Data records

-------------------------

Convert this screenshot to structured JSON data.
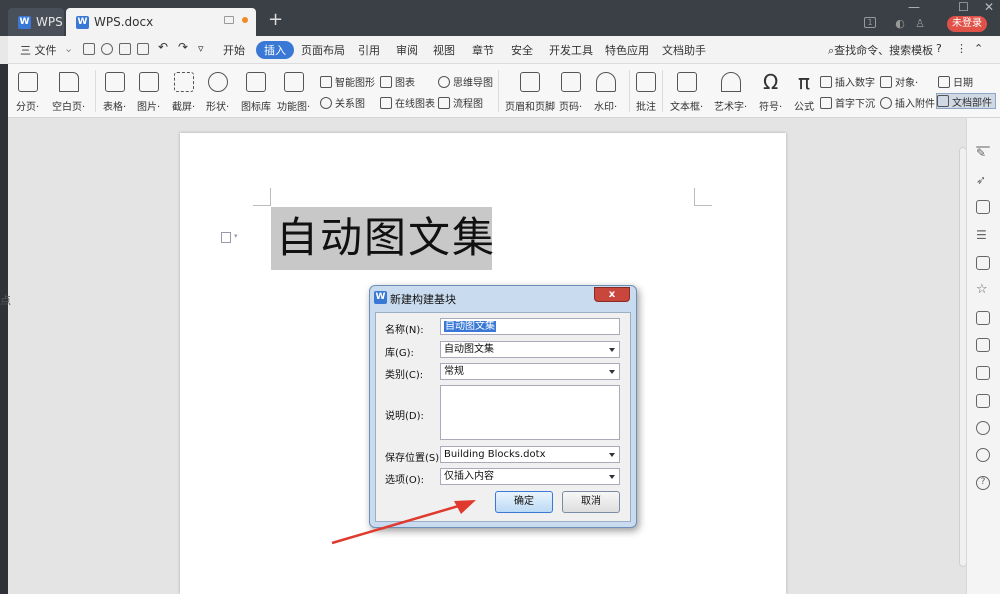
{
  "titlebar": {
    "app_tab_label": "WPS",
    "doc_tab_label": "WPS.docx",
    "login_label": "未登录"
  },
  "menu": {
    "file_label": "三 文件",
    "items": [
      "开始",
      "插入",
      "页面布局",
      "引用",
      "审阅",
      "视图",
      "章节",
      "安全",
      "开发工具",
      "特色应用",
      "文档助手"
    ],
    "active": "插入",
    "search_label": "查找命令、搜索模板",
    "help_label": "?"
  },
  "ribbon": {
    "page_break": "分页·",
    "blank_page": "空白页·",
    "table": "表格·",
    "picture": "图片·",
    "screenshot": "截屏·",
    "shape": "形状·",
    "icon_lib": "图标库",
    "function_chart": "功能图·",
    "smart_shape": "智能图形",
    "chart": "图表",
    "mind_map": "思维导图",
    "relation_chart": "关系图",
    "online_chart": "在线图表",
    "flow_chart": "流程图",
    "header_footer": "页眉和页脚",
    "page_number": "页码·",
    "watermark": "水印·",
    "comment": "批注",
    "textbox": "文本框·",
    "wordart": "艺术字·",
    "symbol": "符号·",
    "formula": "公式",
    "insert_number": "插入数字",
    "object": "对象·",
    "date": "日期",
    "drop_cap": "首字下沉",
    "attachment": "插入附件",
    "doc_parts": "文档部件"
  },
  "document": {
    "text": "自动图文集",
    "left_char": "点"
  },
  "dialog": {
    "title": "新建构建基块",
    "close_label": "x",
    "name_label": "名称(N):",
    "name_value": "自动图文集",
    "gallery_label": "库(G):",
    "gallery_value": "自动图文集",
    "category_label": "类别(C):",
    "category_value": "常规",
    "description_label": "说明(D):",
    "description_value": "",
    "save_in_label": "保存位置(S):",
    "save_in_value": "Building Blocks.dotx",
    "options_label": "选项(O):",
    "options_value": "仅插入内容",
    "ok_label": "确定",
    "cancel_label": "取消"
  },
  "colors": {
    "accent": "#3a78d6",
    "titlebar": "#3b4047",
    "login_red": "#e05247",
    "annotation_arrow": "#e03a2e"
  }
}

-------------------------

• Exercise aim:
Transcribe the complete set of entries verbatim. No pictures belong in the copy.

• Exercise response:
Convert this screenshot to structured JSON data.
{
  "titlebar": {
    "app_tab_label": "WPS",
    "doc_tab_label": "WPS.docx",
    "login_label": "未登录"
  },
  "menu": {
    "file_label": "三 文件",
    "items": [
      "开始",
      "插入",
      "页面布局",
      "引用",
      "审阅",
      "视图",
      "章节",
      "安全",
      "开发工具",
      "特色应用",
      "文档助手"
    ],
    "active": "插入",
    "search_label": "查找命令、搜索模板",
    "help_label": "?"
  },
  "ribbon": {
    "page_break": "分页·",
    "blank_page": "空白页·",
    "table": "表格·",
    "picture": "图片·",
    "screenshot": "截屏·",
    "shape": "形状·",
    "icon_lib": "图标库",
    "function_chart": "功能图·",
    "smart_shape": "智能图形",
    "chart": "图表",
    "mind_map": "思维导图",
    "relation_chart": "关系图",
    "online_chart": "在线图表",
    "flow_chart": "流程图",
    "header_footer": "页眉和页脚",
    "page_number": "页码·",
    "watermark": "水印·",
    "comment": "批注",
    "textbox": "文本框·",
    "wordart": "艺术字·",
    "symbol": "符号·",
    "formula": "公式",
    "insert_number": "插入数字",
    "object": "对象·",
    "date": "日期",
    "drop_cap": "首字下沉",
    "attachment": "插入附件",
    "doc_parts": "文档部件"
  },
  "document": {
    "text": "自动图文集",
    "left_char": "点"
  },
  "dialog": {
    "title": "新建构建基块",
    "close_label": "x",
    "name_label": "名称(N):",
    "name_value": "自动图文集",
    "gallery_label": "库(G):",
    "gallery_value": "自动图文集",
    "category_label": "类别(C):",
    "category_value": "常规",
    "description_label": "说明(D):",
    "description_value": "",
    "save_in_label": "保存位置(S):",
    "save_in_value": "Building Blocks.dotx",
    "options_label": "选项(O):",
    "options_value": "仅插入内容",
    "ok_label": "确定",
    "cancel_label": "取消"
  },
  "colors": {
    "accent": "#3a78d6",
    "titlebar": "#3b4047",
    "login_red": "#e05247",
    "annotation_arrow": "#e03a2e"
  }
}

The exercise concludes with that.